- TASK INSTRUCTIONS:
Below are the entries; count the lines in them that contain the word "from" and give only the number.

- INFORMATION SHOWN:
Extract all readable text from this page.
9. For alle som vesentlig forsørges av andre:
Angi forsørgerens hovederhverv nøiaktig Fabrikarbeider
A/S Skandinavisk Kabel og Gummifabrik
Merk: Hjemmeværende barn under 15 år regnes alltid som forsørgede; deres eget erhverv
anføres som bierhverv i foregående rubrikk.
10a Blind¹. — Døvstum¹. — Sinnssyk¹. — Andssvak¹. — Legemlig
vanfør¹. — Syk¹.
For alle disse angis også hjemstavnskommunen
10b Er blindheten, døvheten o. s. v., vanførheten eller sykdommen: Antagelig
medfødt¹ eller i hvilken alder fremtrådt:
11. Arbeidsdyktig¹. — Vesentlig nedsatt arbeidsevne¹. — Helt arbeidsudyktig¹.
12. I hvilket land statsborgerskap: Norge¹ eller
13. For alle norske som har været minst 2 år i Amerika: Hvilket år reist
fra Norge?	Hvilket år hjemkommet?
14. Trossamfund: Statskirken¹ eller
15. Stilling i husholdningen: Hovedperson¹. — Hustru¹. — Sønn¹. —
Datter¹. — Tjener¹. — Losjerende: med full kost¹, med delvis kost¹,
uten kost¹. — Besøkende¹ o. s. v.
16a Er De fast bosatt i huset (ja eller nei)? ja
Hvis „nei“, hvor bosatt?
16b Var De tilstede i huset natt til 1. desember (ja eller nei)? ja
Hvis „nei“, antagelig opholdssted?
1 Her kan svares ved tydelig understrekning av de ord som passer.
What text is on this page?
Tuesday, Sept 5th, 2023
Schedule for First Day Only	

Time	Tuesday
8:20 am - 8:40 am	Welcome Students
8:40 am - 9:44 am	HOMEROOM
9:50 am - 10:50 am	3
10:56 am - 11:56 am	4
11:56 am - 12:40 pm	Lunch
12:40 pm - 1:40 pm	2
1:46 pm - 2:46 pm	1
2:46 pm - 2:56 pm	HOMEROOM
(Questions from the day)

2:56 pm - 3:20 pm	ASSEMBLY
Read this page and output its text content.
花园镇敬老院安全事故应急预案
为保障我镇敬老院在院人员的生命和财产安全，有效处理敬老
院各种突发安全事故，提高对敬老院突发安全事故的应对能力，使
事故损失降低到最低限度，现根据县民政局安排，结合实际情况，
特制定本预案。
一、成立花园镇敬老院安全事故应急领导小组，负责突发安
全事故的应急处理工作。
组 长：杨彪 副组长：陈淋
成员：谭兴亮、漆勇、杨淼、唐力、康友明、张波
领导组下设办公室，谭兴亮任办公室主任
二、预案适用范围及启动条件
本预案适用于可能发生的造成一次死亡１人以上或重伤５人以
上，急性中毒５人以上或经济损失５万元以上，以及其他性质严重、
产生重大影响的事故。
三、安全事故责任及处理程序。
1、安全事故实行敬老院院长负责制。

- RESPONSE TO THE TASK:
2